EXERCISE PROMPT —
Identify and pull out each line of the entries in which "Drew" occurs.

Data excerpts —
──────
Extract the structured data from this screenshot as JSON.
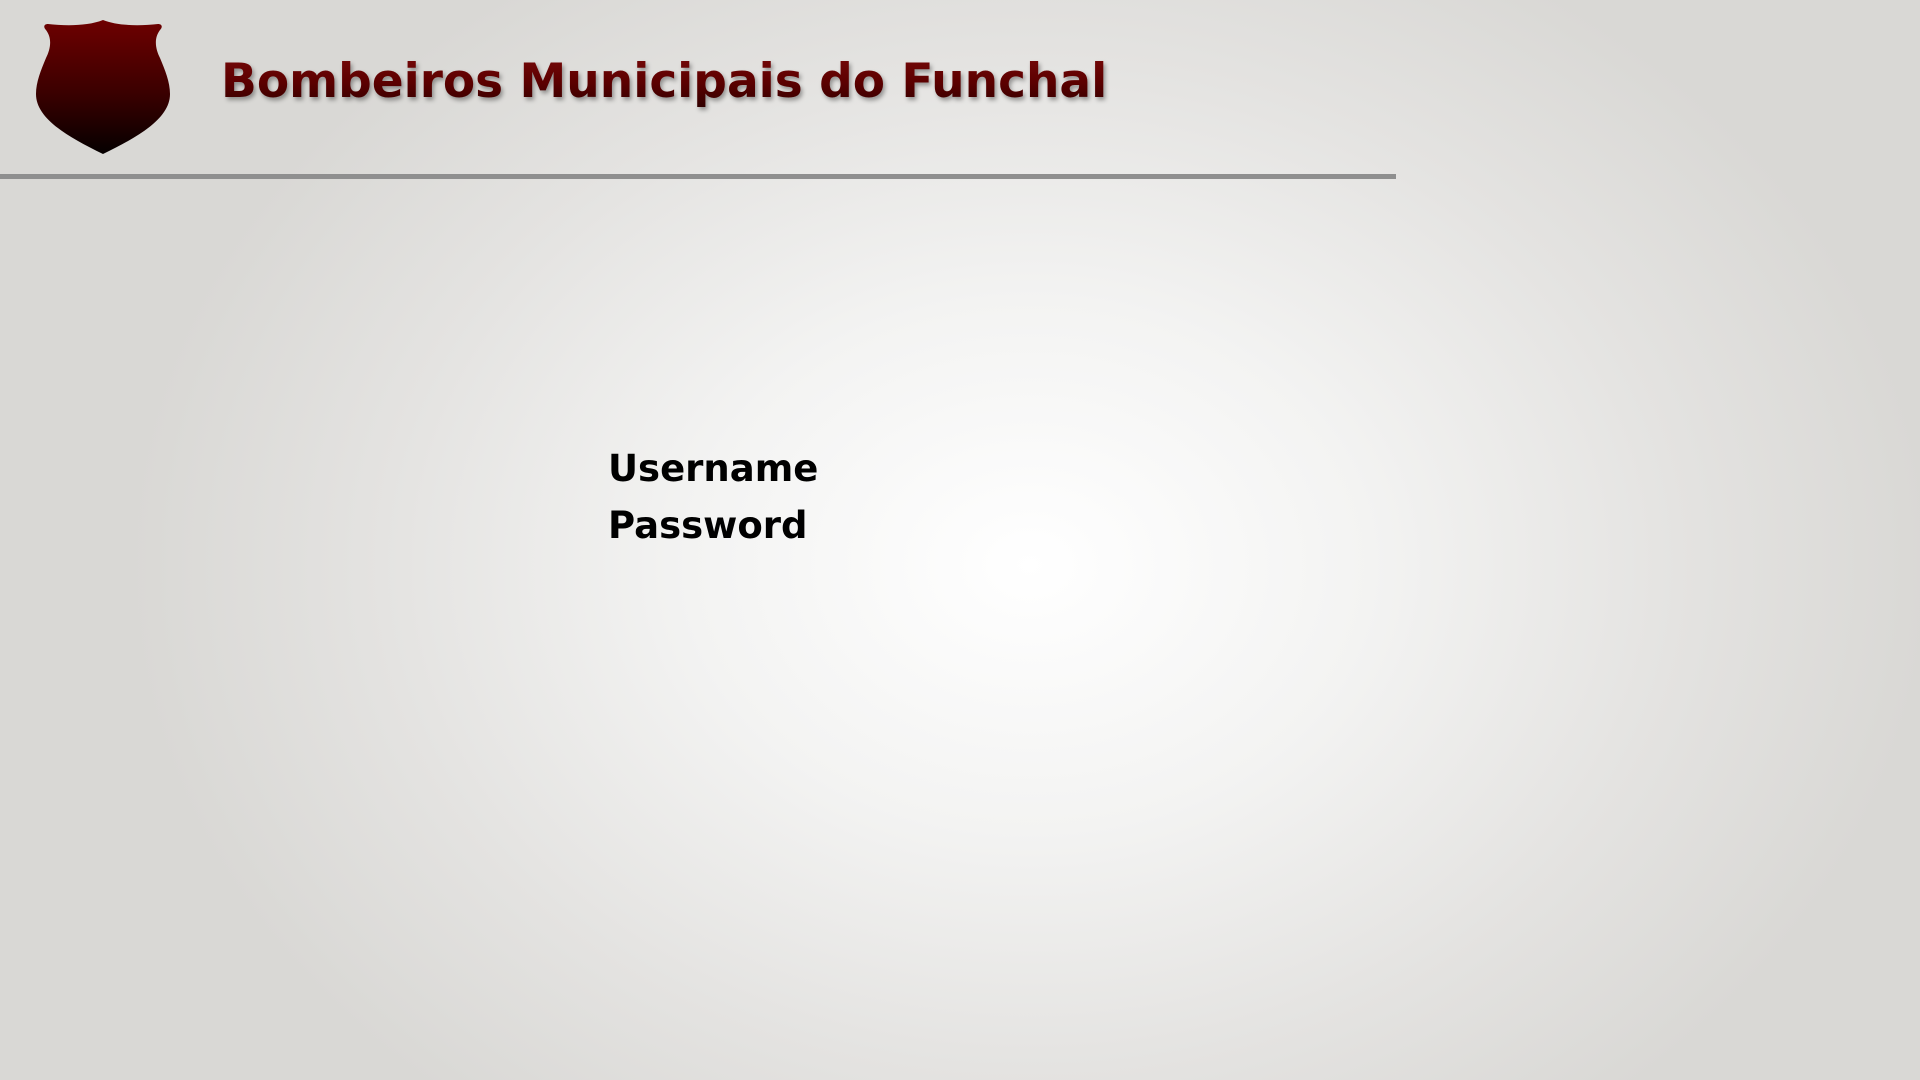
{
  "header": {
    "logo_icon": "shield-icon",
    "title": "Bombeiros Municipais do Funchal",
    "title_color_top": "#7a0a0a",
    "title_color_bottom": "#2a0000"
  },
  "login": {
    "username_label": "Username",
    "username_value": "",
    "password_label": "Password",
    "password_value": ""
  },
  "colors": {
    "background_center": "#ffffff",
    "background_edge": "#d9d8d5",
    "divider": "#8f8f8f",
    "logo_top": "#6e0000",
    "logo_bottom": "#050000",
    "label_text": "#000000"
  }
}
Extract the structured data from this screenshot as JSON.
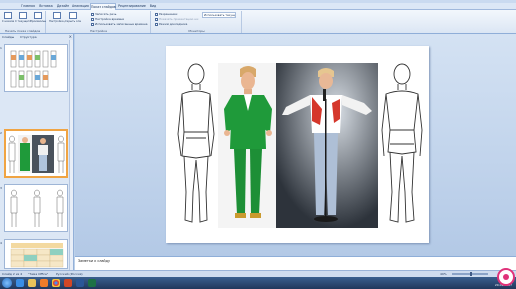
{
  "ribbon": {
    "tabs": [
      "Главная",
      "Вставка",
      "Дизайн",
      "Анимация",
      "Показ слайдов",
      "Рецензирование",
      "Вид"
    ],
    "active_tab": "Показ слайдов",
    "groups": {
      "slide_show_start": {
        "label": "Начать показ слайдов",
        "buttons": [
          "С начала",
          "С текущего слайда",
          "Произвольный показ"
        ]
      },
      "setup": {
        "label": "Настройка",
        "buttons": [
          "Настройка демонстрации",
          "Скрыть слайд"
        ],
        "options": [
          {
            "label": "Записать речь",
            "enabled": true
          },
          {
            "label": "Настройка времени",
            "enabled": true
          },
          {
            "label": "Использовать записанные времена",
            "enabled": true
          }
        ]
      },
      "monitors": {
        "label": "Мониторы",
        "resolution_label": "Разрешение:",
        "resolution_value": "Использовать текущее",
        "options": [
          {
            "label": "Показать презентацию на:",
            "enabled": false
          },
          {
            "label": "Режим докладчика",
            "enabled": true
          }
        ]
      }
    }
  },
  "left_panel": {
    "tabs": [
      "Слайды",
      "Структура"
    ],
    "close_icon": "close-icon",
    "slides": [
      {
        "number": "1",
        "selected": false
      },
      {
        "number": "2",
        "selected": true
      },
      {
        "number": "3",
        "selected": false
      },
      {
        "number": "4",
        "selected": false
      }
    ]
  },
  "notes": {
    "placeholder": "Заметки к слайду"
  },
  "status": {
    "slide_info": "Слайд 2 из 4",
    "theme": "\"Тема Office\"",
    "language": "Русский (Россия)",
    "zoom": "49%"
  },
  "taskbar": {
    "icons": [
      "ie-icon",
      "folder-icon",
      "media-icon",
      "chrome-icon",
      "powerpoint-icon",
      "word-icon",
      "excel-icon"
    ],
    "time": "12:38",
    "date": "20.01.2017"
  }
}
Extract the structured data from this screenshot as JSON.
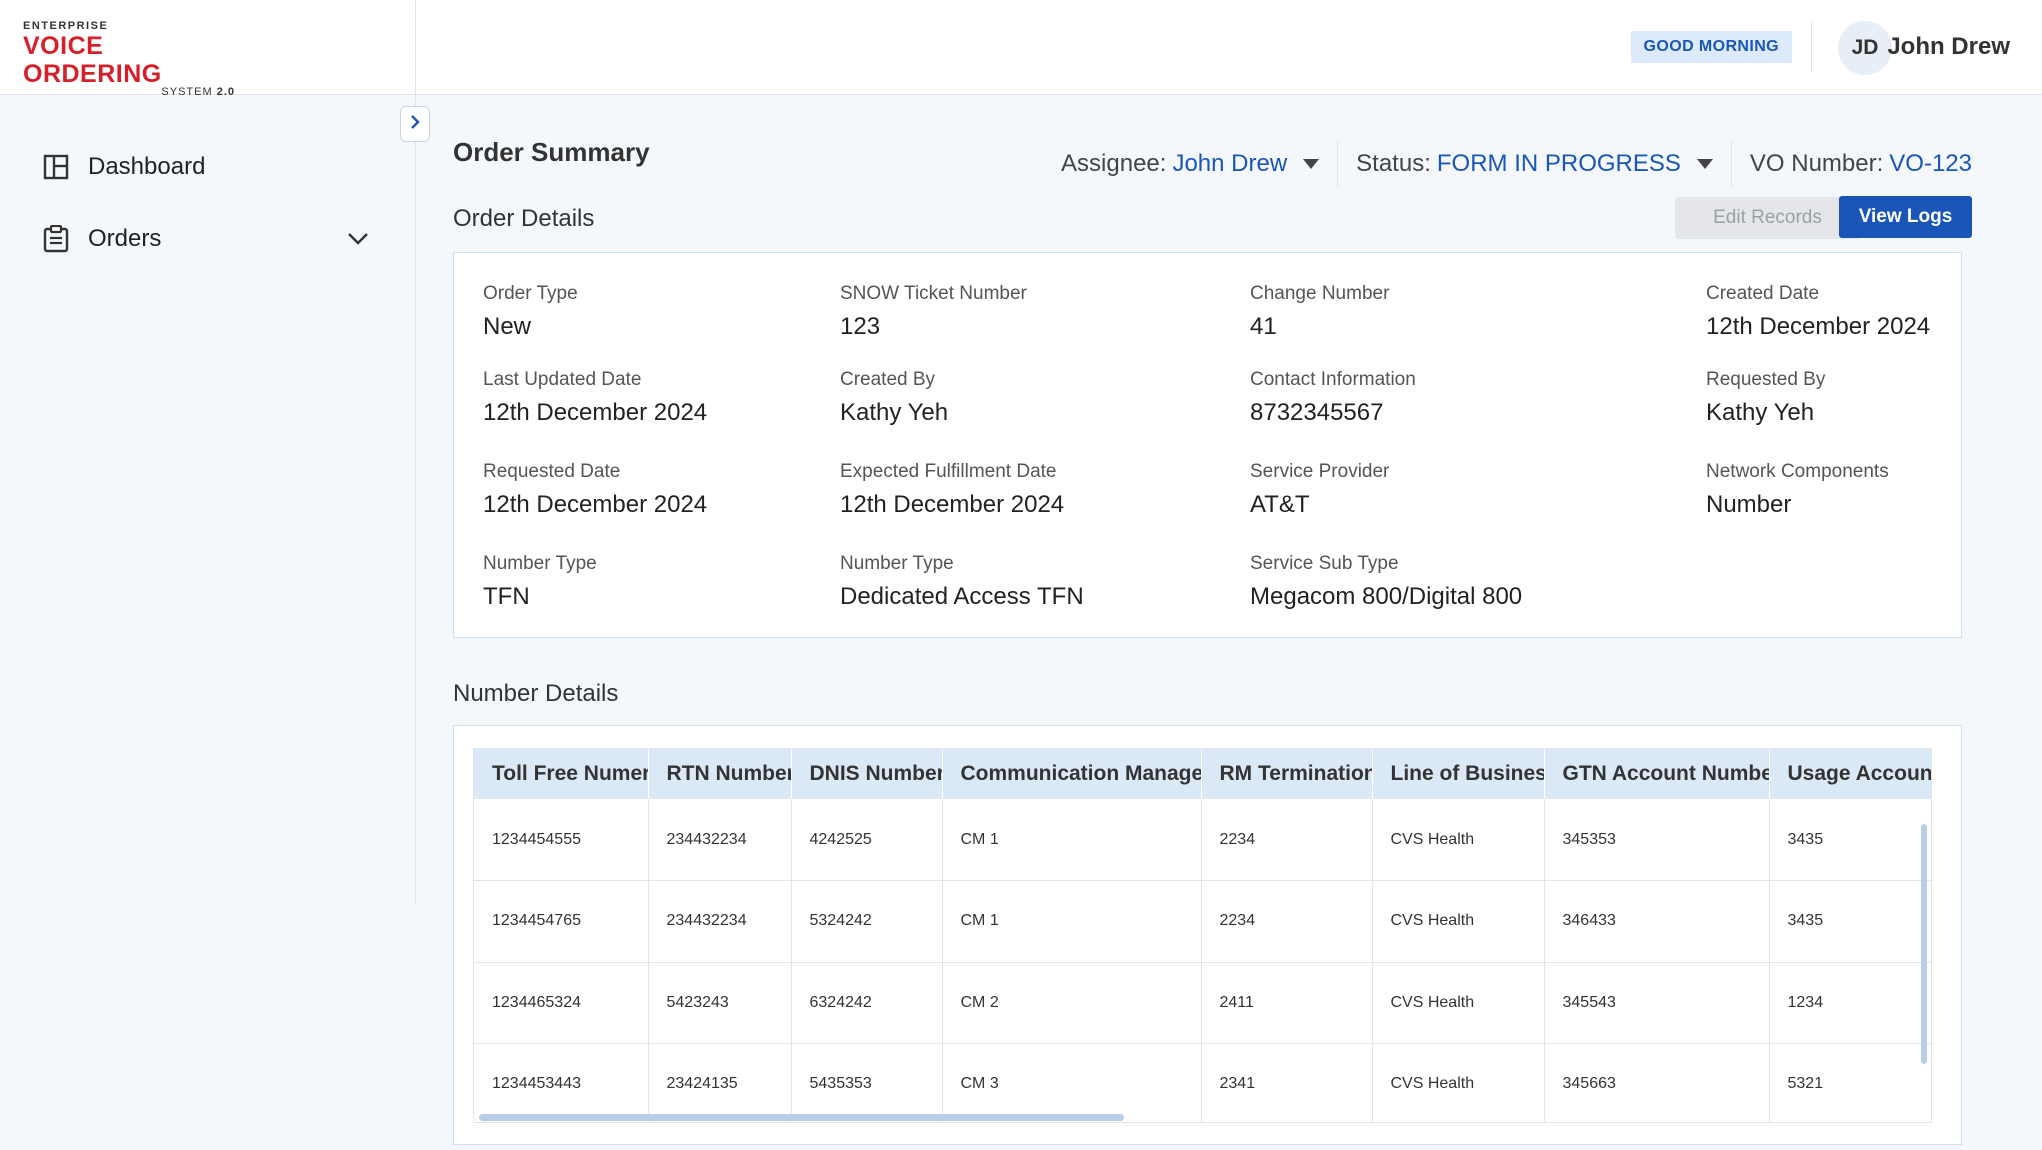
{
  "logo": {
    "top": "ENTERPRISE",
    "main": "VOICE ORDERING",
    "sub": "SYSTEM",
    "version": "2.0"
  },
  "sidebar": {
    "items": [
      {
        "label": "Dashboard",
        "icon": "dashboard-icon"
      },
      {
        "label": "Orders",
        "icon": "clipboard-icon"
      }
    ]
  },
  "header": {
    "greeting": "GOOD MORNING",
    "user_initials": "JD",
    "user_name": "John Drew"
  },
  "page": {
    "title": "Order Summary",
    "assignee_label": "Assignee:",
    "assignee_value": "John Drew",
    "status_label": "Status:",
    "status_value": "FORM IN PROGRESS",
    "vo_label": "VO Number:",
    "vo_value": "VO-123"
  },
  "order_details": {
    "title": "Order Details",
    "edit_label": "Edit Records",
    "logs_label": "View Logs",
    "fields": [
      {
        "label": "Order Type",
        "value": "New"
      },
      {
        "label": "SNOW Ticket Number",
        "value": "123"
      },
      {
        "label": "Change Number",
        "value": "41"
      },
      {
        "label": "Created Date",
        "value": "12th December 2024"
      },
      {
        "label": "Last Updated Date",
        "value": "12th December 2024"
      },
      {
        "label": "Created By",
        "value": "Kathy Yeh"
      },
      {
        "label": "Contact Information",
        "value": "8732345567"
      },
      {
        "label": "Requested By",
        "value": "Kathy Yeh"
      },
      {
        "label": "Requested Date",
        "value": "12th December 2024"
      },
      {
        "label": "Expected Fulfillment Date",
        "value": "12th December 2024"
      },
      {
        "label": "Service Provider",
        "value": "AT&T"
      },
      {
        "label": "Network Components",
        "value": "Number"
      },
      {
        "label": "Number Type",
        "value": "TFN"
      },
      {
        "label": "Number Type",
        "value": "Dedicated Access TFN"
      },
      {
        "label": "Service Sub Type",
        "value": "Megacom 800/Digital 800"
      }
    ]
  },
  "number_details": {
    "title": "Number Details",
    "columns": [
      "Toll Free Numer",
      "RTN Number",
      "DNIS Number",
      "Communication Manager",
      "RM Termination",
      "Line of Business",
      "GTN Account Number",
      "Usage Account Number"
    ],
    "rows": [
      [
        "1234454555",
        "234432234",
        "4242525",
        "CM 1",
        "2234",
        "CVS Health",
        "345353",
        "3435"
      ],
      [
        "1234454765",
        "234432234",
        "5324242",
        "CM 1",
        "2234",
        "CVS Health",
        "346433",
        "3435"
      ],
      [
        "1234465324",
        "5423243",
        "6324242",
        "CM 2",
        "2411",
        "CVS Health",
        "345543",
        "1234"
      ],
      [
        "1234453443",
        "23424135",
        "5435353",
        "CM 3",
        "2341",
        "CVS Health",
        "345663",
        "5321"
      ]
    ]
  },
  "colors": {
    "accent": "#1a56b8",
    "logo_red": "#d6202a",
    "table_header": "#dbe9f7"
  }
}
──────
SOLUTION —
    "user_name": "John Drew"
    "assignee_value": "John Drew",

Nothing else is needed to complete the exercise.